**STATED EXERCISE**
Your task is to copy every line of the records below that contains "text".

**ROWS**
* * *

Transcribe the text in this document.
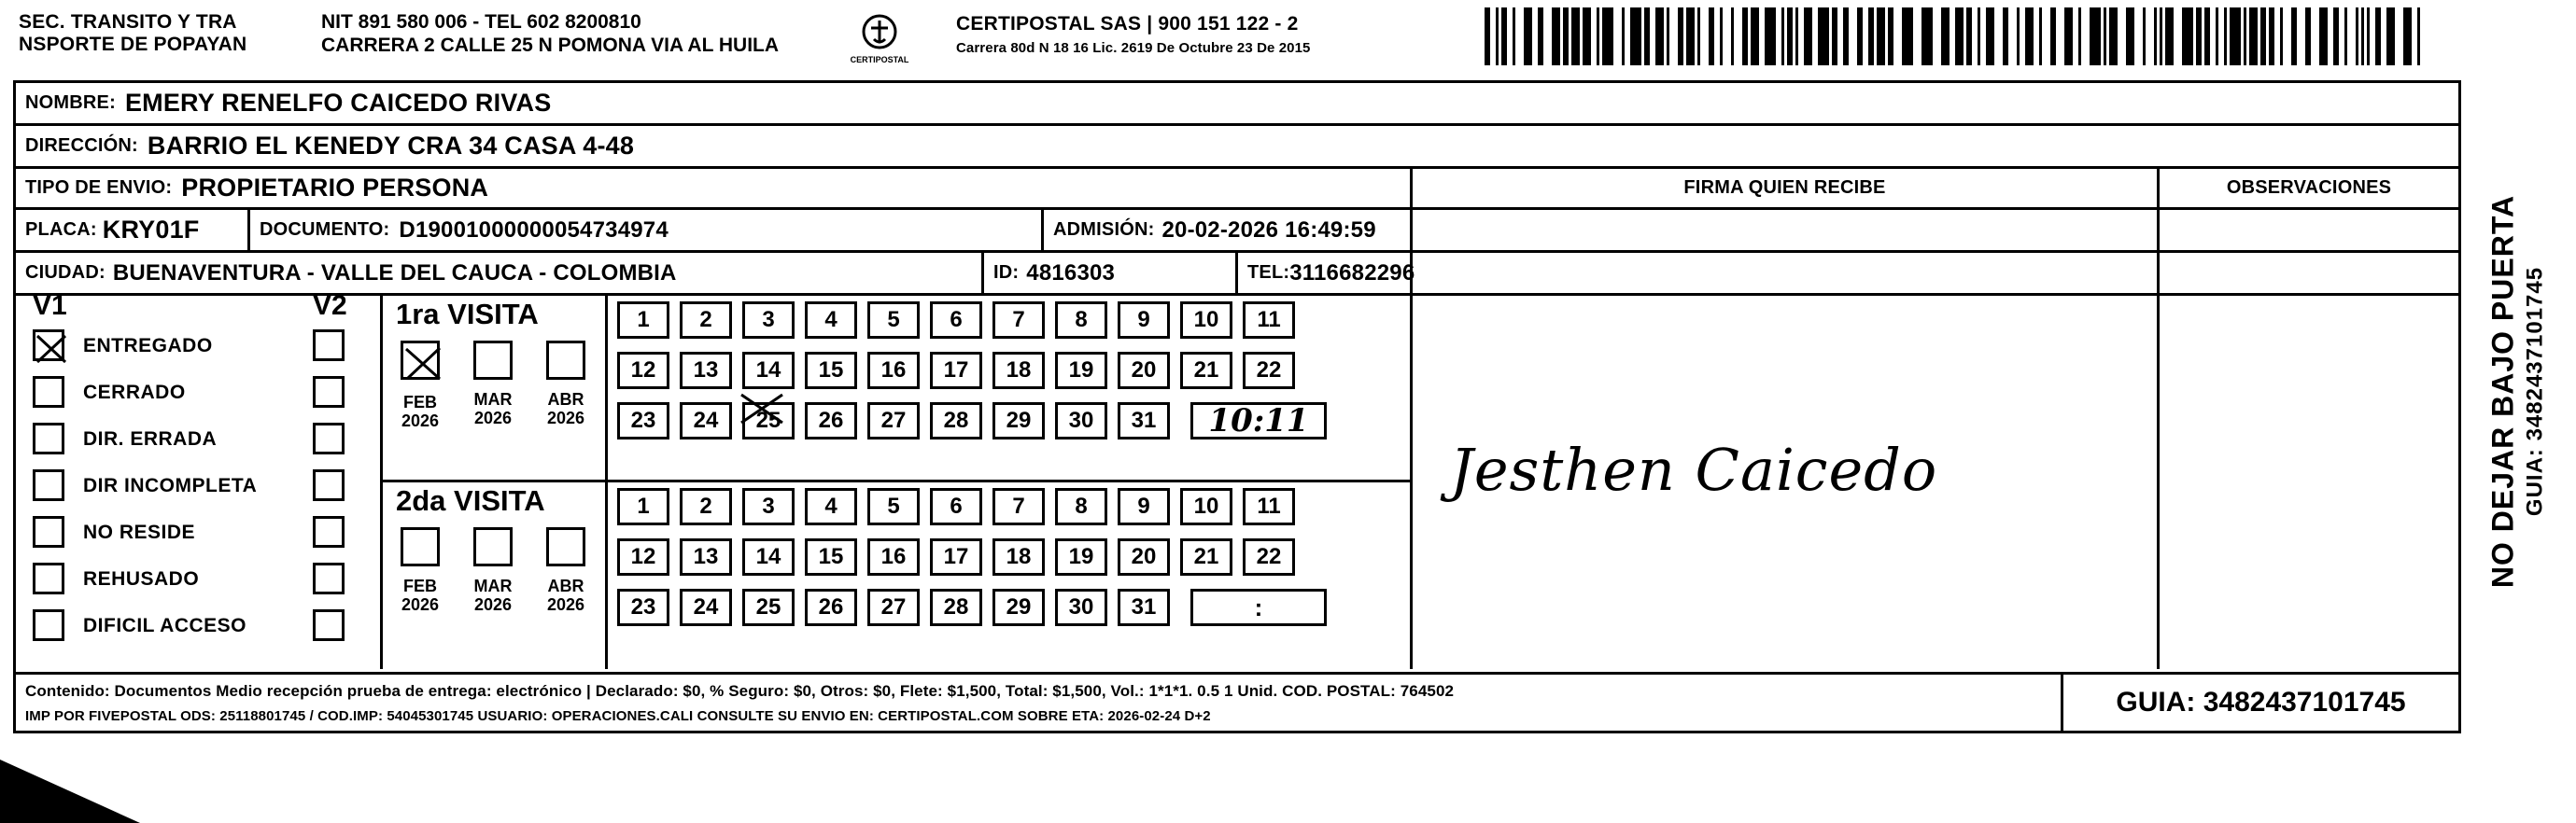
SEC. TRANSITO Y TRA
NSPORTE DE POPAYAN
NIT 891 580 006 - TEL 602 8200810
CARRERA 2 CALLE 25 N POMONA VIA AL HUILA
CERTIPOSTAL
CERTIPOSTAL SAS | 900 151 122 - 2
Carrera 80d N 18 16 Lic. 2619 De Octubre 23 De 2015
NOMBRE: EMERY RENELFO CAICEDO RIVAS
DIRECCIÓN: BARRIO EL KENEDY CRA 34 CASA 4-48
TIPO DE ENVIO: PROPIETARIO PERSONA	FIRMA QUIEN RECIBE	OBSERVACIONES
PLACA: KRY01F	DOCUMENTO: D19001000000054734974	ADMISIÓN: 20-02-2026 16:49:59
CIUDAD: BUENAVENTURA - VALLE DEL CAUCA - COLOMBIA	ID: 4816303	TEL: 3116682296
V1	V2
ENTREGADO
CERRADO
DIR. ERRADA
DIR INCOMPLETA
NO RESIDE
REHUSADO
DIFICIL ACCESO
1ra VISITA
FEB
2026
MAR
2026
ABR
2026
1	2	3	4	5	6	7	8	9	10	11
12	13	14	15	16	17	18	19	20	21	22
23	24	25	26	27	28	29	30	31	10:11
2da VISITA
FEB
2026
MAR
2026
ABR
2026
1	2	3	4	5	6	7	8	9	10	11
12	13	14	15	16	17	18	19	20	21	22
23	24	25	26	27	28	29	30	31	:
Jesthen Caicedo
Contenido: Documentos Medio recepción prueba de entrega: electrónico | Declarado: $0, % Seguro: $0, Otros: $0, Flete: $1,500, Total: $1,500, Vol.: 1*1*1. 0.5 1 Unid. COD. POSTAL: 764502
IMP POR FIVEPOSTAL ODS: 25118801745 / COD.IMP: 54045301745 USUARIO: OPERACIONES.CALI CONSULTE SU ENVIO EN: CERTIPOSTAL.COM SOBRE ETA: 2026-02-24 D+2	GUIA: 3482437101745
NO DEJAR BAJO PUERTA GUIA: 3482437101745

* * *

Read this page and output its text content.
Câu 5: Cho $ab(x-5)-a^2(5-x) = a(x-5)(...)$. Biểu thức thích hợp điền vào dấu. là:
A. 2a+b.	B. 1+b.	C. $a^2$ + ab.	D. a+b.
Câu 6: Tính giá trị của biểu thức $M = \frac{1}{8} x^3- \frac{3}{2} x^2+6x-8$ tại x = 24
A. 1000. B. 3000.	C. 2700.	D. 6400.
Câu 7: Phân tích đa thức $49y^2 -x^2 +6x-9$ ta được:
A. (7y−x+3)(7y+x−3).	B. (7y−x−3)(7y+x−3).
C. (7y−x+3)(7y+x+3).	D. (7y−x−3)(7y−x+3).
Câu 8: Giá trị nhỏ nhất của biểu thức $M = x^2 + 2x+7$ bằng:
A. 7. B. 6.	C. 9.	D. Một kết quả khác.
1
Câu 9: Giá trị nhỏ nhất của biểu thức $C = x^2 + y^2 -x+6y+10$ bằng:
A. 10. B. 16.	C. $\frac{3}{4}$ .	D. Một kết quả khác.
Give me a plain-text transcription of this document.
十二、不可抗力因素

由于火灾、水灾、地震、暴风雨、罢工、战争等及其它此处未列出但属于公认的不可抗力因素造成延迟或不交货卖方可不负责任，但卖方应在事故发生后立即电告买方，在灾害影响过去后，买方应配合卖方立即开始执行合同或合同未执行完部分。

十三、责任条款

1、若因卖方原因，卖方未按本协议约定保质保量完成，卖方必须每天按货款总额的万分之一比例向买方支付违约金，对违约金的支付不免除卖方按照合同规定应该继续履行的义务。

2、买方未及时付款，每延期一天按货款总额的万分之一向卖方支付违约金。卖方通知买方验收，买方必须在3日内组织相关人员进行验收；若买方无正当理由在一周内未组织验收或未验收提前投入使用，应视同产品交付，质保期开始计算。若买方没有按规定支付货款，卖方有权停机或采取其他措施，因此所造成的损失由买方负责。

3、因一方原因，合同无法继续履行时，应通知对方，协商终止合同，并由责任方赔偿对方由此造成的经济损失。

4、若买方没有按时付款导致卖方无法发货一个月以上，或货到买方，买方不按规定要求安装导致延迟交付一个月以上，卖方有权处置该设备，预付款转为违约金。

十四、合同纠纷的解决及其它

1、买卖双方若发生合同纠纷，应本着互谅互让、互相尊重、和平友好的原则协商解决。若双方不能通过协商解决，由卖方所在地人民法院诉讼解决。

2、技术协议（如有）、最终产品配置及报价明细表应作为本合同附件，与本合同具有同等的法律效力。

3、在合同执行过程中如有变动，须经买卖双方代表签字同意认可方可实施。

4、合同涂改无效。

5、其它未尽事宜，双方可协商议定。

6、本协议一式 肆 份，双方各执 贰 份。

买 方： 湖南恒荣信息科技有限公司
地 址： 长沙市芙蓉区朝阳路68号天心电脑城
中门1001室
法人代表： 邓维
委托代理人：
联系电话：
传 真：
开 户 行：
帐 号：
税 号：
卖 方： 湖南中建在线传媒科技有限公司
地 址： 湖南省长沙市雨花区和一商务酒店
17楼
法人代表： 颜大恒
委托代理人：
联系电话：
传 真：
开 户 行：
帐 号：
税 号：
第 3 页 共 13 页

* * *

**ANSWER FOR THE TASK**
Transcribe the text in this document.
Read this page and output its text content.
Give me a plain-text transcription of this document.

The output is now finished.